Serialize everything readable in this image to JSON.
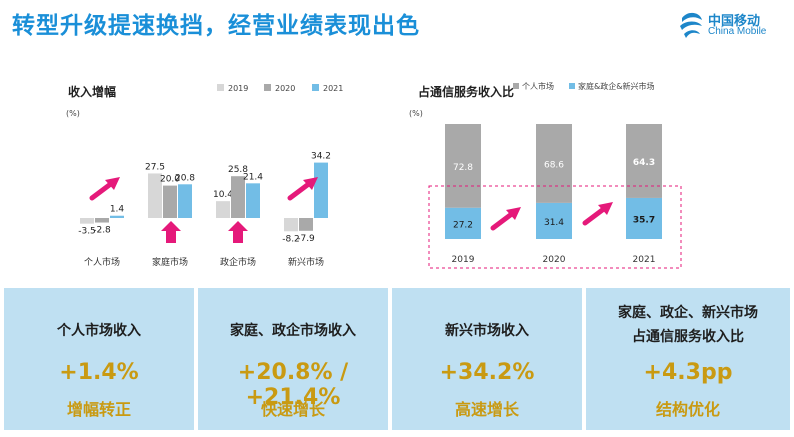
{
  "header": {
    "title": "转型升级提速换挡，经营业绩表现出色"
  },
  "logo": {
    "cn": "中国移动",
    "en": "China Mobile"
  },
  "chart_data": [
    {
      "type": "bar",
      "title": "收入增幅",
      "ylabel": "(%)",
      "categories": [
        "个人市场",
        "家庭市场",
        "政企市场",
        "新兴市场"
      ],
      "series": [
        {
          "name": "2019",
          "color": "#d7d7d7",
          "values": [
            -3.5,
            27.5,
            10.4,
            -8.2
          ]
        },
        {
          "name": "2020",
          "color": "#a9a9a9",
          "values": [
            -2.8,
            20.0,
            25.8,
            -7.9
          ]
        },
        {
          "name": "2021",
          "color": "#72bde6",
          "values": [
            1.4,
            20.8,
            21.4,
            34.2
          ]
        }
      ],
      "value_labels": [
        [
          "-3.5",
          "27.5",
          "10.4",
          "-8.2"
        ],
        [
          "-2.8",
          "20.0",
          "25.8",
          "-7.9"
        ],
        [
          "1.4",
          "20.8",
          "21.4",
          "34.2"
        ]
      ],
      "legend": "top-right",
      "grid": false
    },
    {
      "type": "bar",
      "stacked": true,
      "title": "占通信服务收入比",
      "ylabel": "(%)",
      "categories": [
        "2019",
        "2020",
        "2021"
      ],
      "series": [
        {
          "name": "家庭&政企&新兴市场",
          "color": "#72bde6",
          "values": [
            27.2,
            31.4,
            35.7
          ]
        },
        {
          "name": "个人市场",
          "color": "#a9a9a9",
          "values": [
            72.8,
            68.6,
            64.3
          ]
        }
      ],
      "value_labels": [
        [
          "27.2",
          "31.4",
          "35.7"
        ],
        [
          "72.8",
          "68.6",
          "64.3"
        ]
      ],
      "legend": "top",
      "grid": false
    }
  ],
  "cards": [
    {
      "label": "个人市场收入",
      "value": "+1.4%",
      "note": "增幅转正"
    },
    {
      "label": "家庭、政企市场收入",
      "value": "+20.8% / +21.4%",
      "note": "快速增长"
    },
    {
      "label": "新兴市场收入",
      "value": "+34.2%",
      "note": "高速增长"
    },
    {
      "label": "家庭、政企、新兴市场",
      "label2": "占通信服务收入比",
      "value": "+4.3pp",
      "note": "结构优化"
    }
  ],
  "colors": {
    "accent_arrow": "#e5197a",
    "title_blue": "#1a8fd8",
    "card_bg": "#bfe0f2",
    "card_value": "#c99a12"
  }
}
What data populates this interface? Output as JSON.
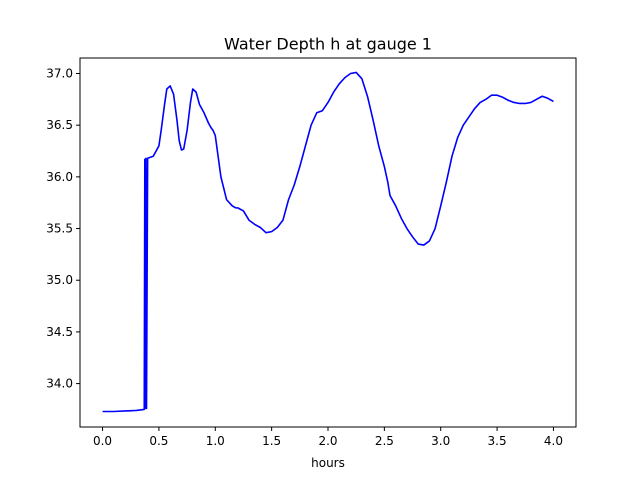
{
  "chart_data": {
    "type": "line",
    "title": "Water Depth h at gauge 1",
    "xlabel": "hours",
    "ylabel": "",
    "xlim": [
      -0.2,
      4.2
    ],
    "ylim": [
      33.58,
      37.15
    ],
    "grid": false,
    "xticks": [
      0.0,
      0.5,
      1.0,
      1.5,
      2.0,
      2.5,
      3.0,
      3.5,
      4.0
    ],
    "xtick_labels": [
      "0.0",
      "0.5",
      "1.0",
      "1.5",
      "2.0",
      "2.5",
      "3.0",
      "3.5",
      "4.0"
    ],
    "yticks": [
      34.0,
      34.5,
      35.0,
      35.5,
      36.0,
      36.5,
      37.0
    ],
    "ytick_labels": [
      "34.0",
      "34.5",
      "35.0",
      "35.5",
      "36.0",
      "36.5",
      "37.0"
    ],
    "series": [
      {
        "color": "#0000ff",
        "x": [
          0.0,
          0.1,
          0.2,
          0.3,
          0.37,
          0.375,
          0.38,
          0.385,
          0.39,
          0.4,
          0.45,
          0.5,
          0.52,
          0.55,
          0.57,
          0.6,
          0.63,
          0.66,
          0.68,
          0.7,
          0.72,
          0.75,
          0.78,
          0.8,
          0.83,
          0.86,
          0.9,
          0.94,
          0.96,
          0.98,
          1.0,
          1.05,
          1.1,
          1.15,
          1.18,
          1.2,
          1.25,
          1.3,
          1.35,
          1.4,
          1.45,
          1.5,
          1.55,
          1.6,
          1.65,
          1.7,
          1.75,
          1.8,
          1.85,
          1.9,
          1.95,
          2.0,
          2.05,
          2.1,
          2.15,
          2.2,
          2.25,
          2.3,
          2.35,
          2.4,
          2.45,
          2.5,
          2.53,
          2.55,
          2.6,
          2.65,
          2.7,
          2.75,
          2.8,
          2.85,
          2.9,
          2.95,
          3.0,
          3.05,
          3.1,
          3.15,
          3.2,
          3.25,
          3.3,
          3.35,
          3.4,
          3.45,
          3.5,
          3.55,
          3.6,
          3.65,
          3.7,
          3.75,
          3.8,
          3.85,
          3.9,
          3.95,
          4.0
        ],
        "y": [
          33.73,
          33.73,
          33.735,
          33.74,
          33.75,
          36.17,
          33.76,
          36.18,
          33.76,
          36.18,
          36.2,
          36.3,
          36.45,
          36.7,
          36.85,
          36.88,
          36.8,
          36.55,
          36.35,
          36.26,
          36.27,
          36.45,
          36.72,
          36.85,
          36.82,
          36.7,
          36.62,
          36.52,
          36.48,
          36.45,
          36.4,
          36.0,
          35.78,
          35.72,
          35.7,
          35.7,
          35.67,
          35.58,
          35.54,
          35.51,
          35.46,
          35.47,
          35.51,
          35.58,
          35.78,
          35.92,
          36.1,
          36.3,
          36.5,
          36.62,
          36.64,
          36.72,
          36.82,
          36.9,
          36.96,
          37.0,
          37.01,
          36.95,
          36.78,
          36.55,
          36.3,
          36.1,
          35.95,
          35.82,
          35.72,
          35.6,
          35.5,
          35.42,
          35.35,
          35.34,
          35.38,
          35.5,
          35.72,
          35.95,
          36.2,
          36.38,
          36.5,
          36.58,
          36.66,
          36.72,
          36.75,
          36.79,
          36.79,
          36.77,
          36.74,
          36.72,
          36.71,
          36.71,
          36.72,
          36.75,
          36.78,
          36.76,
          36.73
        ]
      }
    ]
  }
}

[WHAT YOU ARE ASKED TO DO] Every record must be copied exactly, with images dropped from the result.

[ANSWER IN FULL]
Serialize everything readable in this image to JSON.
{
  "header": {
    "title": "转型升级提速换挡，经营业绩表现出色"
  },
  "logo": {
    "cn": "中国移动",
    "en": "China Mobile"
  },
  "chart_data": [
    {
      "type": "bar",
      "title": "收入增幅",
      "ylabel": "(%)",
      "categories": [
        "个人市场",
        "家庭市场",
        "政企市场",
        "新兴市场"
      ],
      "series": [
        {
          "name": "2019",
          "color": "#d7d7d7",
          "values": [
            -3.5,
            27.5,
            10.4,
            -8.2
          ]
        },
        {
          "name": "2020",
          "color": "#a9a9a9",
          "values": [
            -2.8,
            20.0,
            25.8,
            -7.9
          ]
        },
        {
          "name": "2021",
          "color": "#72bde6",
          "values": [
            1.4,
            20.8,
            21.4,
            34.2
          ]
        }
      ],
      "value_labels": [
        [
          "-3.5",
          "27.5",
          "10.4",
          "-8.2"
        ],
        [
          "-2.8",
          "20.0",
          "25.8",
          "-7.9"
        ],
        [
          "1.4",
          "20.8",
          "21.4",
          "34.2"
        ]
      ],
      "legend": "top-right",
      "grid": false
    },
    {
      "type": "bar",
      "stacked": true,
      "title": "占通信服务收入比",
      "ylabel": "(%)",
      "categories": [
        "2019",
        "2020",
        "2021"
      ],
      "series": [
        {
          "name": "家庭&政企&新兴市场",
          "color": "#72bde6",
          "values": [
            27.2,
            31.4,
            35.7
          ]
        },
        {
          "name": "个人市场",
          "color": "#a9a9a9",
          "values": [
            72.8,
            68.6,
            64.3
          ]
        }
      ],
      "value_labels": [
        [
          "27.2",
          "31.4",
          "35.7"
        ],
        [
          "72.8",
          "68.6",
          "64.3"
        ]
      ],
      "legend": "top",
      "grid": false
    }
  ],
  "cards": [
    {
      "label": "个人市场收入",
      "value": "+1.4%",
      "note": "增幅转正"
    },
    {
      "label": "家庭、政企市场收入",
      "value": "+20.8% / +21.4%",
      "note": "快速增长"
    },
    {
      "label": "新兴市场收入",
      "value": "+34.2%",
      "note": "高速增长"
    },
    {
      "label": "家庭、政企、新兴市场",
      "label2": "占通信服务收入比",
      "value": "+4.3pp",
      "note": "结构优化"
    }
  ],
  "colors": {
    "accent_arrow": "#e5197a",
    "title_blue": "#1a8fd8",
    "card_bg": "#bfe0f2",
    "card_value": "#c99a12"
  }
}
What data populates this interface? Output as JSON.
{
  "chart_data": {
    "type": "line",
    "title": "Water Depth h at gauge 1",
    "xlabel": "hours",
    "ylabel": "",
    "xlim": [
      -0.2,
      4.2
    ],
    "ylim": [
      33.58,
      37.15
    ],
    "grid": false,
    "xticks": [
      0.0,
      0.5,
      1.0,
      1.5,
      2.0,
      2.5,
      3.0,
      3.5,
      4.0
    ],
    "xtick_labels": [
      "0.0",
      "0.5",
      "1.0",
      "1.5",
      "2.0",
      "2.5",
      "3.0",
      "3.5",
      "4.0"
    ],
    "yticks": [
      34.0,
      34.5,
      35.0,
      35.5,
      36.0,
      36.5,
      37.0
    ],
    "ytick_labels": [
      "34.0",
      "34.5",
      "35.0",
      "35.5",
      "36.0",
      "36.5",
      "37.0"
    ],
    "series": [
      {
        "color": "#0000ff",
        "x": [
          0.0,
          0.1,
          0.2,
          0.3,
          0.37,
          0.375,
          0.38,
          0.385,
          0.39,
          0.4,
          0.45,
          0.5,
          0.52,
          0.55,
          0.57,
          0.6,
          0.63,
          0.66,
          0.68,
          0.7,
          0.72,
          0.75,
          0.78,
          0.8,
          0.83,
          0.86,
          0.9,
          0.94,
          0.96,
          0.98,
          1.0,
          1.05,
          1.1,
          1.15,
          1.18,
          1.2,
          1.25,
          1.3,
          1.35,
          1.4,
          1.45,
          1.5,
          1.55,
          1.6,
          1.65,
          1.7,
          1.75,
          1.8,
          1.85,
          1.9,
          1.95,
          2.0,
          2.05,
          2.1,
          2.15,
          2.2,
          2.25,
          2.3,
          2.35,
          2.4,
          2.45,
          2.5,
          2.53,
          2.55,
          2.6,
          2.65,
          2.7,
          2.75,
          2.8,
          2.85,
          2.9,
          2.95,
          3.0,
          3.05,
          3.1,
          3.15,
          3.2,
          3.25,
          3.3,
          3.35,
          3.4,
          3.45,
          3.5,
          3.55,
          3.6,
          3.65,
          3.7,
          3.75,
          3.8,
          3.85,
          3.9,
          3.95,
          4.0
        ],
        "y": [
          33.73,
          33.73,
          33.735,
          33.74,
          33.75,
          36.17,
          33.76,
          36.18,
          33.76,
          36.18,
          36.2,
          36.3,
          36.45,
          36.7,
          36.85,
          36.88,
          36.8,
          36.55,
          36.35,
          36.26,
          36.27,
          36.45,
          36.72,
          36.85,
          36.82,
          36.7,
          36.62,
          36.52,
          36.48,
          36.45,
          36.4,
          36.0,
          35.78,
          35.72,
          35.7,
          35.7,
          35.67,
          35.58,
          35.54,
          35.51,
          35.46,
          35.47,
          35.51,
          35.58,
          35.78,
          35.92,
          36.1,
          36.3,
          36.5,
          36.62,
          36.64,
          36.72,
          36.82,
          36.9,
          36.96,
          37.0,
          37.01,
          36.95,
          36.78,
          36.55,
          36.3,
          36.1,
          35.95,
          35.82,
          35.72,
          35.6,
          35.5,
          35.42,
          35.35,
          35.34,
          35.38,
          35.5,
          35.72,
          35.95,
          36.2,
          36.38,
          36.5,
          36.58,
          36.66,
          36.72,
          36.75,
          36.79,
          36.79,
          36.77,
          36.74,
          36.72,
          36.71,
          36.71,
          36.72,
          36.75,
          36.78,
          36.76,
          36.73
        ]
      }
    ]
  }
}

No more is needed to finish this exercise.